Below are the records. List every line holding the word "sólidas".

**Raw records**
•••

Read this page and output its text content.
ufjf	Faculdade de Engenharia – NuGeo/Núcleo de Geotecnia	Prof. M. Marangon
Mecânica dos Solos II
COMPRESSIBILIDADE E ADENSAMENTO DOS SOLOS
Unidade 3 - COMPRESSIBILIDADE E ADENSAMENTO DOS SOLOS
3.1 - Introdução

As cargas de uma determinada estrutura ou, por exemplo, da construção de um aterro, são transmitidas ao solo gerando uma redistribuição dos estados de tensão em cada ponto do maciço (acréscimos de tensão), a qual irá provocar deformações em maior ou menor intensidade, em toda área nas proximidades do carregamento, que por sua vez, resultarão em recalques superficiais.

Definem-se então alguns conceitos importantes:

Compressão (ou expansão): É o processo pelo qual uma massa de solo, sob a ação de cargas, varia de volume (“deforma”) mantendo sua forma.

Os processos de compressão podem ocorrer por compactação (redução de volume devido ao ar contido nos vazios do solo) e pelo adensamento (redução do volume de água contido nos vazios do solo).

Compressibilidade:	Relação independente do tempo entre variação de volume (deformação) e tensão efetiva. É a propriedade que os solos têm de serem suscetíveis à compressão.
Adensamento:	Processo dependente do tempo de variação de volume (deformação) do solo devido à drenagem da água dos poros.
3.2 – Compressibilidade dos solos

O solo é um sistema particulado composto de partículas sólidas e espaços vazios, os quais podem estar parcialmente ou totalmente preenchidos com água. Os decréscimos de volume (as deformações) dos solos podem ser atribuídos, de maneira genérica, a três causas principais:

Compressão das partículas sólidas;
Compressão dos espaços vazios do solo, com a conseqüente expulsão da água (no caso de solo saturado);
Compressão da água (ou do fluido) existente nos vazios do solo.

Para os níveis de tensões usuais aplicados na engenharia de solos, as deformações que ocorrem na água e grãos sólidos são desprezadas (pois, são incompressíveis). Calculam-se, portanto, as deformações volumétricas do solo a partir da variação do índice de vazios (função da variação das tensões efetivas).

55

•••

**Task response**
O solo é um sistema particulado composto de partículas sólidas e espaços vazios, os quais podem estar parcialmente ou totalmente preenchidos com água. Os decréscimos de volume (as deformações) dos solos podem ser atribuídos, de maneira genérica, a três causas principais:
Compressão das partículas sólidas;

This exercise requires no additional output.